● WORK INSTRUCTIONS:
Examine the records and identify each line that includes the string "components". Copy those lines.

[Saved entries]
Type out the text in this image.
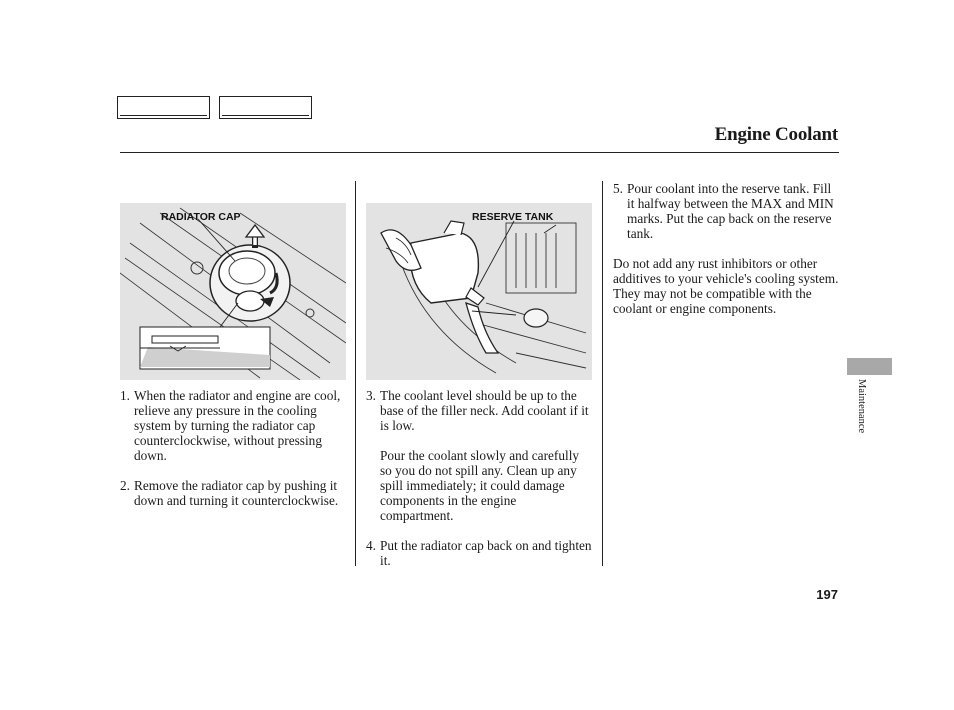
Engine Coolant
RADIATOR CAP	RESERVE TANK
1. When the radiator and engine are cool, relieve any pressure in the cooling system by turning the radiator cap counterclockwise, without pressing down.
2. Remove the radiator cap by pushing it down and turning it counterclockwise.
3. The coolant level should be up to the base of the filler neck. Add coolant if it is low.
Pour the coolant slowly and carefully so you do not spill any. Clean up any spill immediately; it could damage components in the engine compartment.
4. Put the radiator cap back on and tighten it.
5. Pour coolant into the reserve tank. Fill it halfway between the MAX and MIN marks. Put the cap back on the reserve tank.

Do not add any rust inhibitors or other additives to your vehicle's cooling system. They may not be compatible with the coolant or engine components.

Maintenance
197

● SOLUTION FOR THIS EXERCISE:
Pour the coolant slowly and carefully so you do not spill any. Clean up any spill immediately; it could damage components in the engine compartment.
Do not add any rust inhibitors or other additives to your vehicle's cooling system. They may not be compatible with the coolant or engine components.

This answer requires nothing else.